__What to produce__
Copy each line below that includes "инженерных".

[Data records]
## Start

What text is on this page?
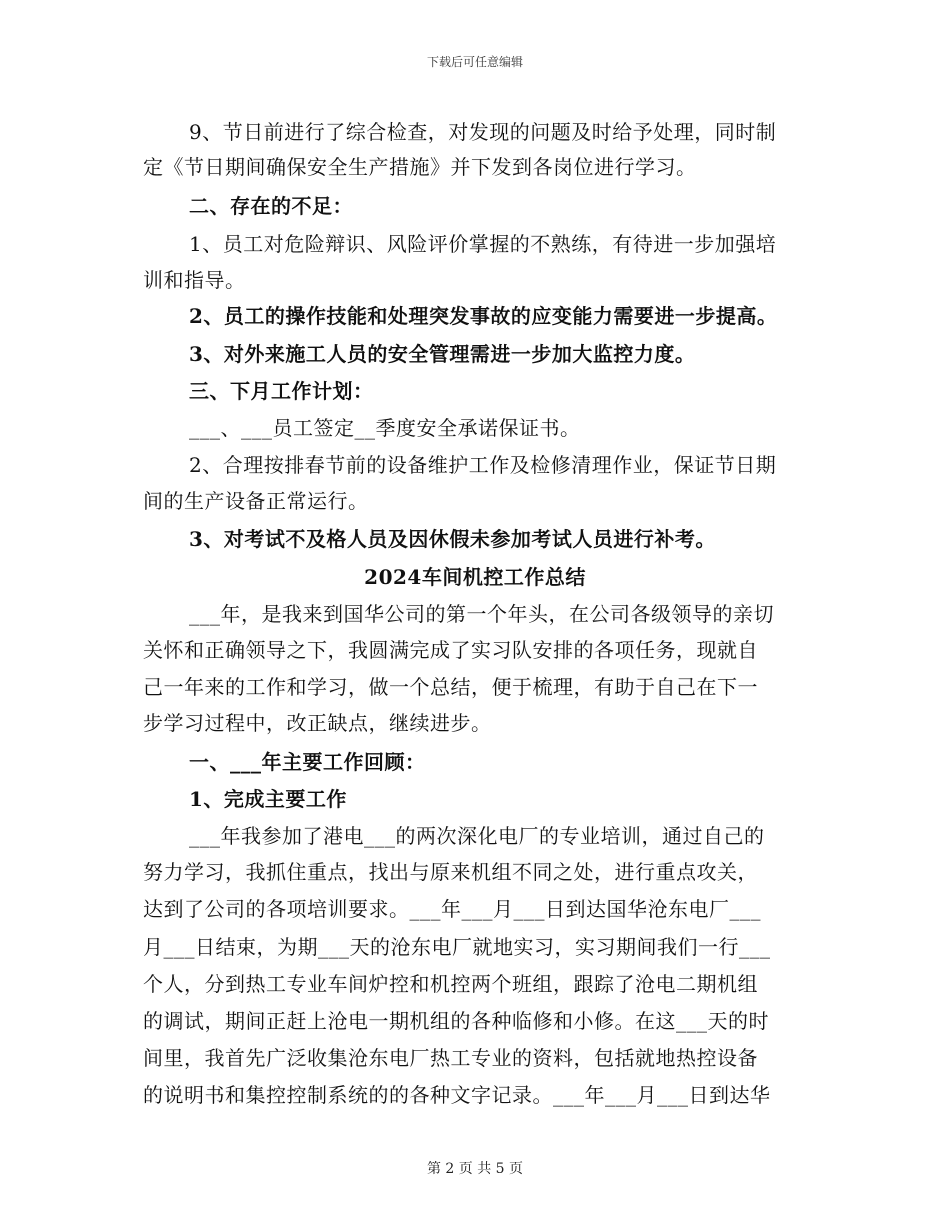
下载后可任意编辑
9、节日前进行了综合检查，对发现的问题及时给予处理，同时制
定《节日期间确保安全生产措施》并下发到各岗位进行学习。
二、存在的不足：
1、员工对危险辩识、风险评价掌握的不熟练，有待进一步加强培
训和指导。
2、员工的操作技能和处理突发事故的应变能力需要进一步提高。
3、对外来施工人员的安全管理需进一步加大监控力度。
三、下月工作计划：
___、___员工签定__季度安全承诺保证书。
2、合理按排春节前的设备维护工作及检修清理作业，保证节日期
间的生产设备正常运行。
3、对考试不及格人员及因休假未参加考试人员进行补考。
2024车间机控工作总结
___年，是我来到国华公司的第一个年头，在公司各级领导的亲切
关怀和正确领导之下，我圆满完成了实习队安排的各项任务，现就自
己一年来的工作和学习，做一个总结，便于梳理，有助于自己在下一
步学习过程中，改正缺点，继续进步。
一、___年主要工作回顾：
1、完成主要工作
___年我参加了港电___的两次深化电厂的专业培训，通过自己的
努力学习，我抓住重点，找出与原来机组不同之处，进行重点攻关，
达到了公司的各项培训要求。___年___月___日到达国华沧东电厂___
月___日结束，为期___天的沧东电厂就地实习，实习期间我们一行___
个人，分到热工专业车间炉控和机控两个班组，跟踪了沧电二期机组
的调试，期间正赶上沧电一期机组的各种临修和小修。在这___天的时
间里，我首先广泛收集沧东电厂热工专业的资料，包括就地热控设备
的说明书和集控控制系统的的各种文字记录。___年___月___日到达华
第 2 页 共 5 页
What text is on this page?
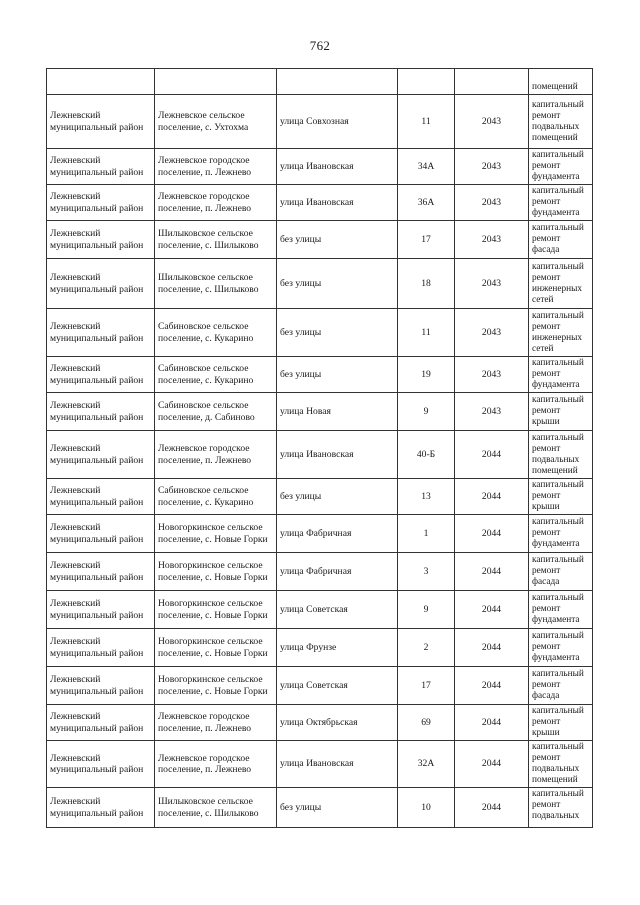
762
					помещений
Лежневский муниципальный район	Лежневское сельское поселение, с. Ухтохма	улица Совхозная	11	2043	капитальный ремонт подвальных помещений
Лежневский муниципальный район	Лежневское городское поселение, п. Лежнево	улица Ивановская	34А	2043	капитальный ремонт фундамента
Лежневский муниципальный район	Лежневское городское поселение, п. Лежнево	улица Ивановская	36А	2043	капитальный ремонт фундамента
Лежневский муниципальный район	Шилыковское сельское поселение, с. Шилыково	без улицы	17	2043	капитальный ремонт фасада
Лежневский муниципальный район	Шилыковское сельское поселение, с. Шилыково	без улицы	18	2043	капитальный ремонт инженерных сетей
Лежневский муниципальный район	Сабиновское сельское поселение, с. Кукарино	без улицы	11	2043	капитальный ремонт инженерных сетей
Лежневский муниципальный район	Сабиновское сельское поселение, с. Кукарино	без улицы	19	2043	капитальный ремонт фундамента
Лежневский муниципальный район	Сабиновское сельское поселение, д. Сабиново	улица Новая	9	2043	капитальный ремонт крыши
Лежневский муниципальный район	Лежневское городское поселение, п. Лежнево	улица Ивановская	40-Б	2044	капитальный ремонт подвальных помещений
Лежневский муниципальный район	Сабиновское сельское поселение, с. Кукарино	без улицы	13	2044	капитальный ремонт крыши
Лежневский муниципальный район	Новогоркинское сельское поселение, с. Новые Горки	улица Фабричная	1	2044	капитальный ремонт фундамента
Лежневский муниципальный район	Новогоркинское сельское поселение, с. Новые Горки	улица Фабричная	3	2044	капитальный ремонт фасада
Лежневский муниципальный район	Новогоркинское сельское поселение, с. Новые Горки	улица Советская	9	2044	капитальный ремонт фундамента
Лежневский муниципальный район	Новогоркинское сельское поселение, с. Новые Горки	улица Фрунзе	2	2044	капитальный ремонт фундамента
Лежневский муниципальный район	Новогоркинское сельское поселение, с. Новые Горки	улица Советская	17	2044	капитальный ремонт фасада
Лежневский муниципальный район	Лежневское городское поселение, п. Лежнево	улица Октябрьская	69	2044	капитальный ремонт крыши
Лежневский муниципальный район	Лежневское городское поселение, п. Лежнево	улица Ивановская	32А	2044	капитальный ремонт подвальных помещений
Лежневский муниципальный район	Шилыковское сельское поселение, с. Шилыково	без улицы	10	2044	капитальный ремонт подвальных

## End

__Exercise solution__
Лежневский муниципальный район	Шилыковское сельское поселение, с. Шилыково	без улицы	18	2043	капитальный ремонт инженерных сетей
Лежневский муниципальный район	Сабиновское сельское поселение, с. Кукарино	без улицы	11	2043	капитальный ремонт инженерных сетей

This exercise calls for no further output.